## Set problem
Give every line of the data records below as a numbered list, skipping any blank lines. Leave the pictures out of your answer.
+++ Supplied entries
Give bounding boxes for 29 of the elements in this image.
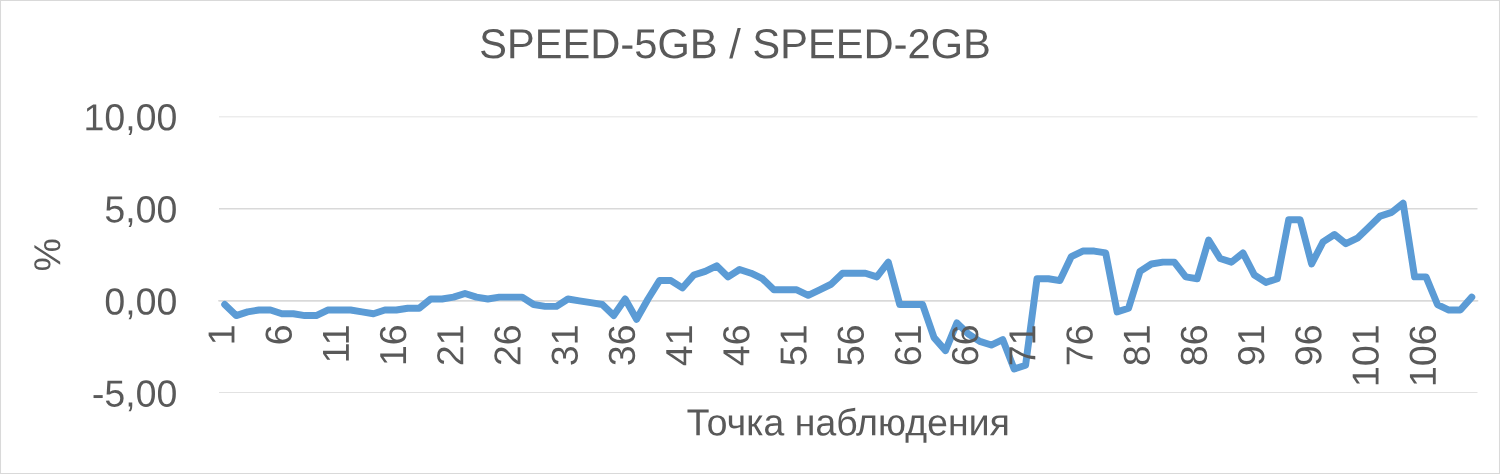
x-tick-label: 1	[208, 326, 235, 343]
chart-title: SPEED-5GB / SPEED-2GB	[481, 27, 989, 59]
y-tick-label: 10,00	[86, 104, 176, 135]
x-tick-label: 101	[1352, 326, 1379, 385]
x-tick-label: 26	[494, 326, 521, 365]
x-tick-label: 76	[1066, 326, 1093, 365]
x-tick-label: 46	[723, 326, 750, 366]
x-tick-label: 41	[666, 326, 693, 366]
x-tick-label: 91	[1237, 326, 1265, 365]
x-tick-label: 66	[951, 326, 979, 365]
x-tick-label: 11	[323, 326, 349, 361]
x-tick-label: 51	[780, 326, 807, 365]
x-tick-label: 36	[608, 326, 636, 365]
x-tick-label: 81	[1123, 326, 1151, 365]
x-tick-label: 56	[837, 326, 865, 365]
x-tick-label: 6	[265, 326, 292, 344]
x-axis-title: Точка наблюдения	[687, 407, 1008, 443]
y-tick-label: 5,00	[105, 196, 176, 228]
x-tick-label: 31	[551, 326, 579, 365]
y-tick-label: -5,00	[93, 380, 176, 412]
x-tick-label: 61	[894, 326, 922, 365]
x-tick-label: 86	[1180, 326, 1208, 365]
y-tick-label: 0,00	[105, 288, 176, 320]
y-axis-title: %	[34, 239, 61, 271]
x-tick-label: 21	[437, 326, 464, 365]
x-tick-label: 71	[1009, 326, 1036, 365]
x-tick-label: 106	[1409, 326, 1437, 385]
x-tick-label: 96	[1295, 326, 1322, 365]
x-tick-label: 16	[379, 326, 407, 364]
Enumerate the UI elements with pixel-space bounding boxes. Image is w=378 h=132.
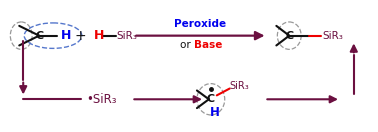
++++++
## Solved exercise
1. Give bounding boxes for 29 of the elements in this image.
2. x-tick-label: 1	[208, 326, 235, 343]
3. chart-title: SPEED-5GB / SPEED-2GB	[481, 27, 989, 59]
4. y-tick-label: 10,00	[86, 104, 176, 135]
5. x-tick-label: 101	[1352, 326, 1379, 385]
6. x-tick-label: 26	[494, 326, 521, 365]
7. x-tick-label: 76	[1066, 326, 1093, 365]
8. x-tick-label: 46	[723, 326, 750, 366]
9. x-tick-label: 41	[666, 326, 693, 366]
10. x-tick-label: 91	[1237, 326, 1265, 365]
11. x-tick-label: 66	[951, 326, 979, 365]
12. x-tick-label: 11	[323, 326, 349, 361]
13. x-tick-label: 51	[780, 326, 807, 365]
14. x-tick-label: 36	[608, 326, 636, 365]
15. x-tick-label: 81	[1123, 326, 1151, 365]
16. x-tick-label: 56	[837, 326, 865, 365]
17. x-tick-label: 6	[265, 326, 292, 344]
18. x-axis-title: Точка наблюдения	[687, 407, 1008, 443]
19. y-tick-label: 5,00	[105, 196, 176, 228]
20. x-tick-label: 31	[551, 326, 579, 365]
21. y-tick-label: -5,00	[93, 380, 176, 412]
22. x-tick-label: 61	[894, 326, 922, 365]
23. x-tick-label: 86	[1180, 326, 1208, 365]
24. y-tick-label: 0,00	[105, 288, 176, 320]
25. y-axis-title: %	[34, 239, 61, 271]
26. x-tick-label: 21	[437, 326, 464, 365]
27. x-tick-label: 71	[1009, 326, 1036, 365]
28. x-tick-label: 106	[1409, 326, 1437, 385]
29. x-tick-label: 96	[1295, 326, 1322, 365]
30. x-tick-label: 16	[379, 326, 407, 364]
31. Enumerate the UI elements with pixel-space bounding boxes. Image is w=378 h=132.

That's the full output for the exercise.